The latest discovery occurred Friday at St. Peter's Cemetery on Sheridan Street in Danbury. It happened four days after a visitor made a similar find at the South Street Cemetery in Bethel.

A Danbury police evidence technician and a detective who went to the cemetery shortly after 6:20 p.m. photographed the buffet, but couldn't log it into evidence.

"The items were not salvageable," is the way Lt. Shaun McColgan phrased it. Instead, city public works personnel disposed of them.

Danbury police couldn't say whether the discovery was connected to the earlier incident, or whether it was the work of a copycat. But they reported it to Bethel police, who said their own case remains under investigation.

In any event, according to Ronald Loomis, of the International Cultic Studies Association, the "offerings" were probably benign.

"That's not in any way what would be happening in a Satanic ritual," said Loomis, who lives in New London and has been researching and lecturing about cults for the past 25 years.

If the pig had been killed by devil-worshipers, he said, the animal's organs would have also been left at the scene, and the pig "would have been sacrificed in a ritualistic way."

○ ○ ○ ○

## Requests
[a] Which place names appear in the cemetery news excerpt? List every one.
[b] Repeat the cemetery news excerpt word for word from "A Danbury police" to "past 25 years.".
[c] Does each statement agree with the cemetery news excerpt? Answer yes or no for each, quoting the deciding words. (i) The Danbury find came four days after the find in Bethel. (ii) Police logged the items into evidence. (iii) Loomis has spent 25 years researching cults.

## Dataset records
○ ○ ○ ○

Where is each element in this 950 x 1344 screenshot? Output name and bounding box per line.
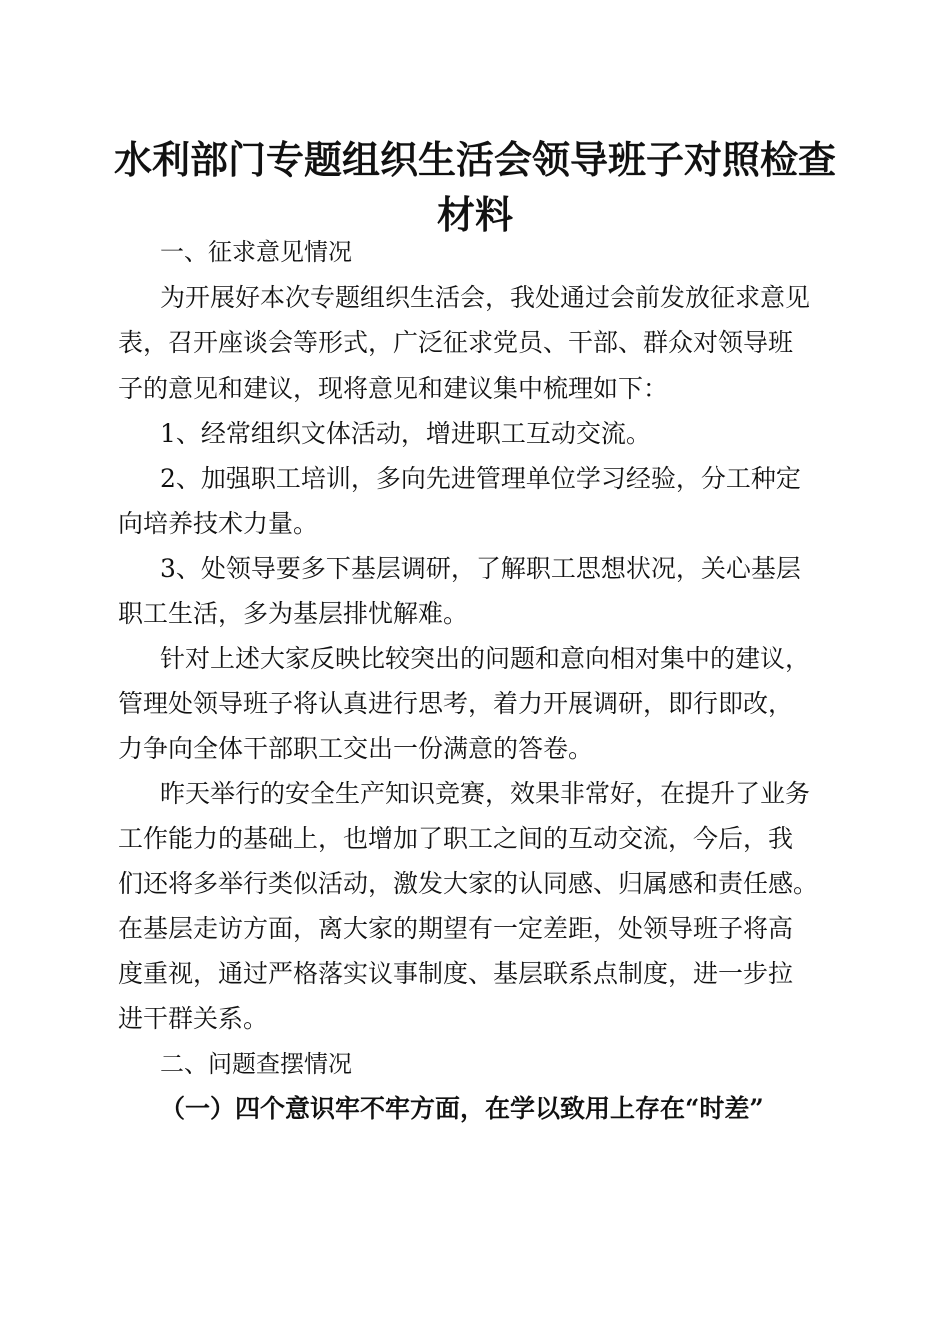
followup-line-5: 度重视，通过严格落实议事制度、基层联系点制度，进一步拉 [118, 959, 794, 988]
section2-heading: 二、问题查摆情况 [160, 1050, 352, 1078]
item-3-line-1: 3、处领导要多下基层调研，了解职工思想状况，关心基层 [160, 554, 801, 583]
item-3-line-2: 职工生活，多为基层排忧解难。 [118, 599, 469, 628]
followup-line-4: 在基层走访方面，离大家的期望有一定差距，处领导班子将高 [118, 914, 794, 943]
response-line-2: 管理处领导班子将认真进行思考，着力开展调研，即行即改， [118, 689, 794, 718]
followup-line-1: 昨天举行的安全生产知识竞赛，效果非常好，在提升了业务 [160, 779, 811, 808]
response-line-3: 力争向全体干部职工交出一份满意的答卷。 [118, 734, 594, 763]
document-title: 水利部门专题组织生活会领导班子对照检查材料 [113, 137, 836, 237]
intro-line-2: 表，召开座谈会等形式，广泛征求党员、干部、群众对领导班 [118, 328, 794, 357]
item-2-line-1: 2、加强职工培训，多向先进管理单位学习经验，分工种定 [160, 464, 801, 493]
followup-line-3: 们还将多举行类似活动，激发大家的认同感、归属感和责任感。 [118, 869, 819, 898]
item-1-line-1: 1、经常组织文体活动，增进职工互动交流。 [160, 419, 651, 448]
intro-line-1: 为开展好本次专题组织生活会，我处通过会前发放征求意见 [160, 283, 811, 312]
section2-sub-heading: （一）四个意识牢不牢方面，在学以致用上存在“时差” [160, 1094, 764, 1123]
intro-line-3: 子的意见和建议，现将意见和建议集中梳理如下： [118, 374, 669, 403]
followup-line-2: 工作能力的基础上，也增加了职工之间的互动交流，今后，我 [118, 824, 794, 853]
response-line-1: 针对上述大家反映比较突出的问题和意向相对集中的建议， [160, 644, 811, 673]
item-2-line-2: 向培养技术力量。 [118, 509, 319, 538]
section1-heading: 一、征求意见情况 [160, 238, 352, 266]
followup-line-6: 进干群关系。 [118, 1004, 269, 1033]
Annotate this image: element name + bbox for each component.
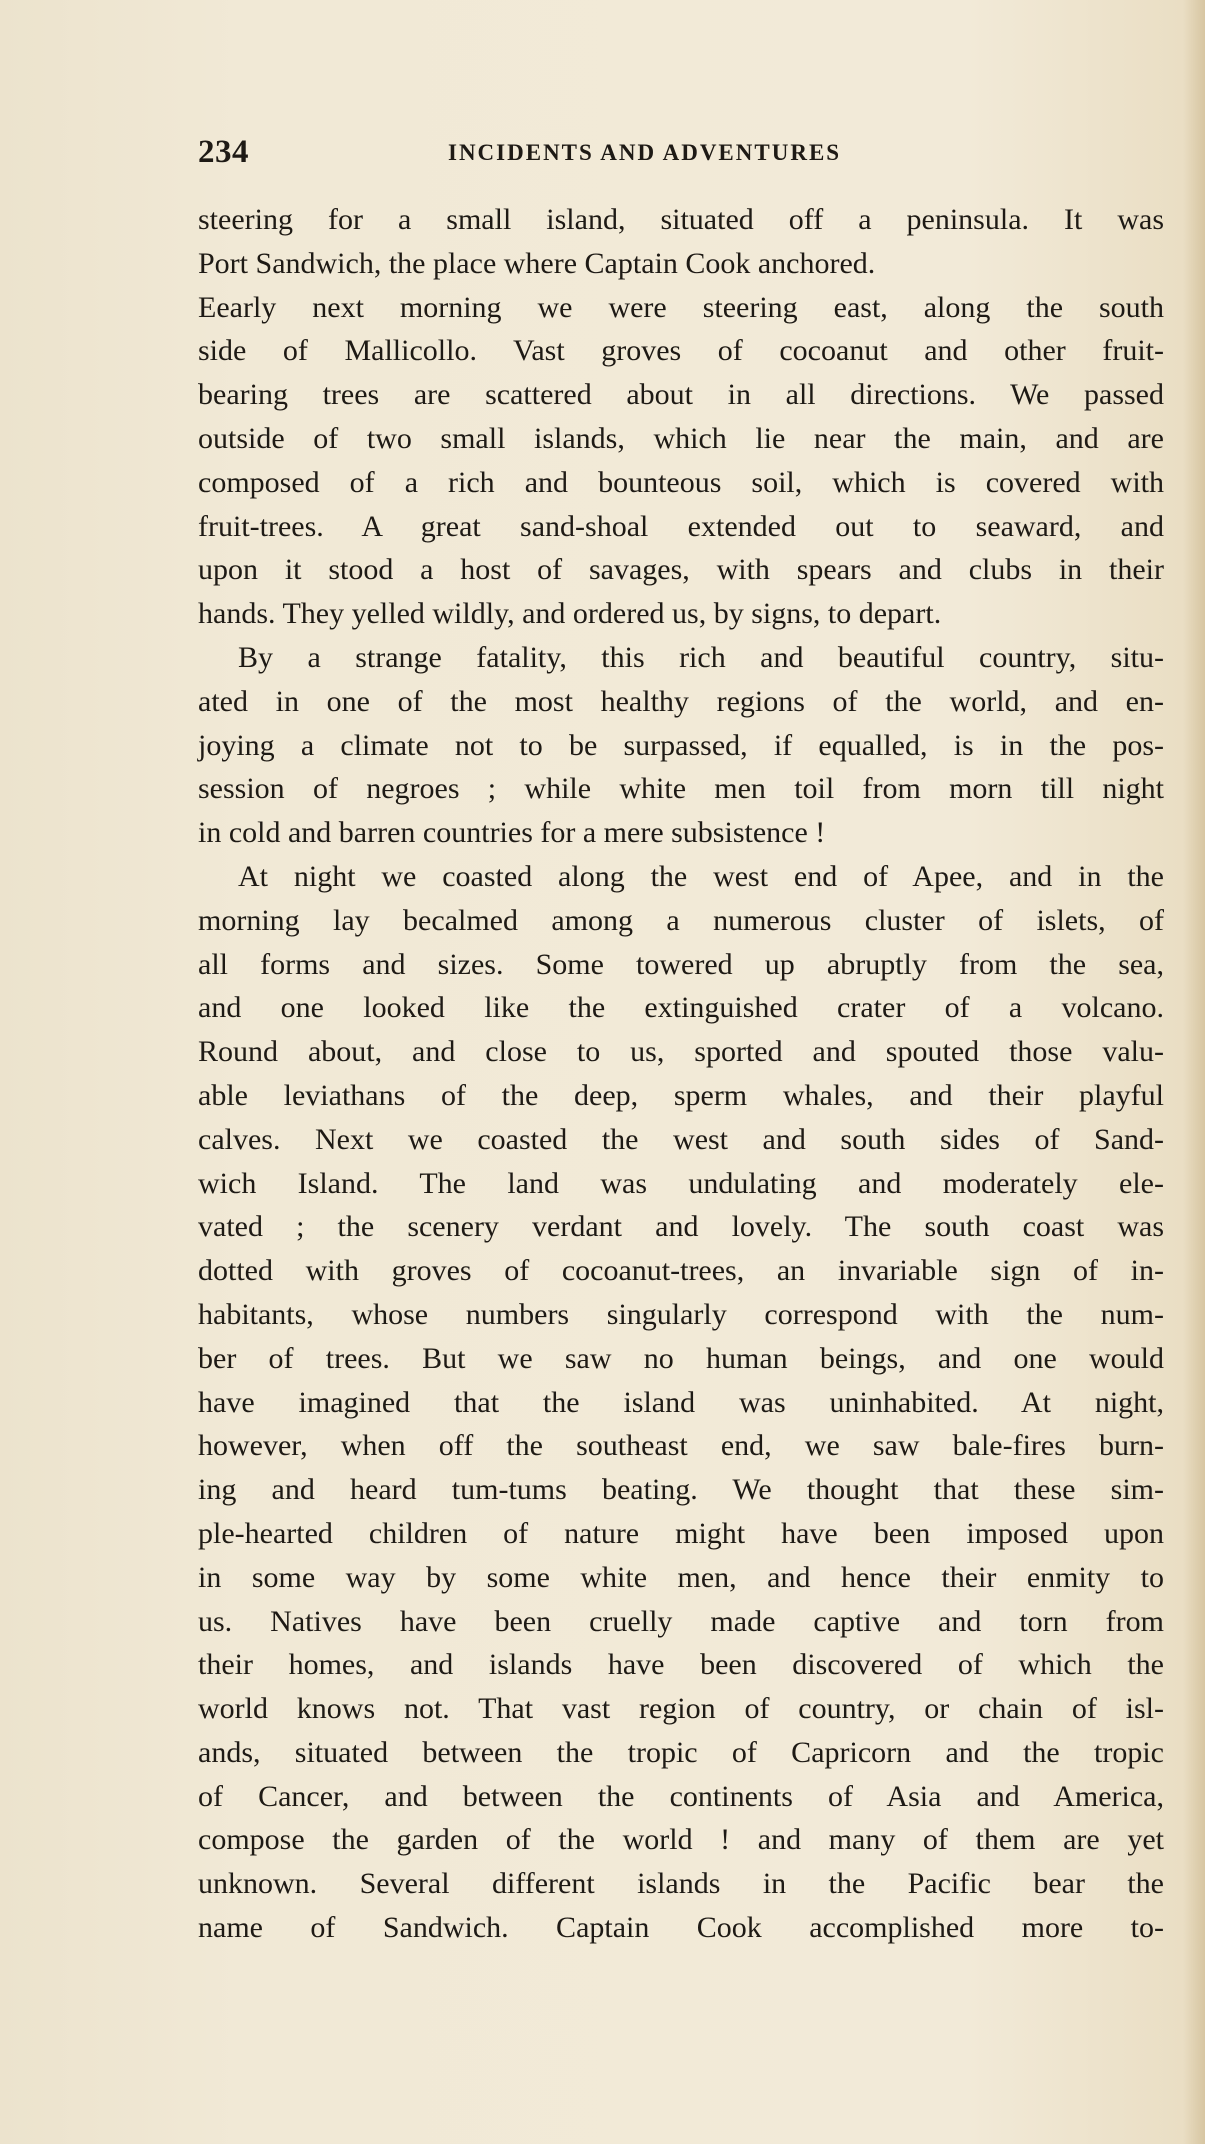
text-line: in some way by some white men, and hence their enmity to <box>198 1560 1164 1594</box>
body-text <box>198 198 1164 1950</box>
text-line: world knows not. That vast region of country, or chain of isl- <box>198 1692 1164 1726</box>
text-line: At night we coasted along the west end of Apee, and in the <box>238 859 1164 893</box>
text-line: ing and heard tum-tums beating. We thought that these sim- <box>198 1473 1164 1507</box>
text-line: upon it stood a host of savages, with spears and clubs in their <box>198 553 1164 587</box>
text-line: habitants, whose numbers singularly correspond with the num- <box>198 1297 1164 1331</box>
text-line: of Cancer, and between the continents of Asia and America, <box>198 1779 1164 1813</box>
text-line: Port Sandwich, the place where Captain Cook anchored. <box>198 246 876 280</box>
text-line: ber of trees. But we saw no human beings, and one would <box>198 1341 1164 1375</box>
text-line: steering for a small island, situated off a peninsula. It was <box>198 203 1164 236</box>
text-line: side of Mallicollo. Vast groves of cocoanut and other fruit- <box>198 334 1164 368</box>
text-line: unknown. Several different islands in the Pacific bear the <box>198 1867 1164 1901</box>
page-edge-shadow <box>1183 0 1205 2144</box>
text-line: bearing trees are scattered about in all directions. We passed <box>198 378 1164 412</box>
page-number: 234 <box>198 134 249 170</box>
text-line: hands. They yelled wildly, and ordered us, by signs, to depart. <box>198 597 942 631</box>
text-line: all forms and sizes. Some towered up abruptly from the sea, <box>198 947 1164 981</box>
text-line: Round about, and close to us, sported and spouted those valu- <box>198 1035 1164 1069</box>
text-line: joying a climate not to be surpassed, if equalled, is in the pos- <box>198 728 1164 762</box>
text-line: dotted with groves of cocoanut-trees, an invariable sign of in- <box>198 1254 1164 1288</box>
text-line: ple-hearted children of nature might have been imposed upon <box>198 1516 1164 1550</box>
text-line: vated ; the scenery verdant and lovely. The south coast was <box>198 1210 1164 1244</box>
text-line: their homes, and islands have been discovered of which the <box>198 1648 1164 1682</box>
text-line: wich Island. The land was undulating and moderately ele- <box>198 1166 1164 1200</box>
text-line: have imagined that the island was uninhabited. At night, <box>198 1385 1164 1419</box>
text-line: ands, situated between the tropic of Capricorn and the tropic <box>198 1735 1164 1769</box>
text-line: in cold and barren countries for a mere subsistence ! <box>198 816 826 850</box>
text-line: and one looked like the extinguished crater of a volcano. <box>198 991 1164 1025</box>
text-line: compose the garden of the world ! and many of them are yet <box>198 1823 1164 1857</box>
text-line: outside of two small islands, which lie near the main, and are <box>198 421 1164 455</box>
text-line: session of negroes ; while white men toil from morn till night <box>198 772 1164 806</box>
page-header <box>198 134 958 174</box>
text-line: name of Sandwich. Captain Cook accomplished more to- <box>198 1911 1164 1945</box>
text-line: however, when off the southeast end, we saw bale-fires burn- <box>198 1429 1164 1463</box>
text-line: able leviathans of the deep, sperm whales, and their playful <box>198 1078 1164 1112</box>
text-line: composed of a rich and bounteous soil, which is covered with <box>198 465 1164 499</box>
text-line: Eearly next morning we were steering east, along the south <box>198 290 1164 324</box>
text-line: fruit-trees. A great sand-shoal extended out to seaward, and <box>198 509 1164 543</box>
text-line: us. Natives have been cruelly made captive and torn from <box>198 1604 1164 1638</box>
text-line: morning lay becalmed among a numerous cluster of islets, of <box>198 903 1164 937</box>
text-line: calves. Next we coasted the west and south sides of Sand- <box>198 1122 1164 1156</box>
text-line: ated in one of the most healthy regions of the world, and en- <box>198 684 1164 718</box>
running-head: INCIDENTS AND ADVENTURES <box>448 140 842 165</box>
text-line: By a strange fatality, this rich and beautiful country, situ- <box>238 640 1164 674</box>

○ ○ ○ ○

## Solved tasks
[a] St. Peter's Cemetery, Sheridan Street, Danbury, South Street Cemetery, Bethel, New London

[b]
A Danbury police evidence technician and a detective who went to the cemetery shortly after 6:20 p.m. photographed the buffet, but couldn't log it into evidence.

"The items were not salvageable," is the way Lt. Shaun McColgan phrased it. Instead, city public works personnel disposed of them.

Danbury police couldn't say whether the discovery was connected to the earlier incident, or whether it was the work of a copycat. But they reported it to Bethel police, who said their own case remains under investigation.

In any event, according to Ronald Loomis, of the International Cultic Studies Association, the "offerings" were probably benign.

"That's not in any way what would be happening in a Satanic ritual," said Loomis, who lives in New London and has been researching and lecturing about cults for the past 25 years.

[c]
(i) Yes: "It happened four days after a visitor made a similar find at the South Street Cemetery in Bethel."
(ii) No: "photographed the buffet, but couldn't log it into evidence."
(iii) Yes: "has been researching and lecturing about cults for the past 25 years."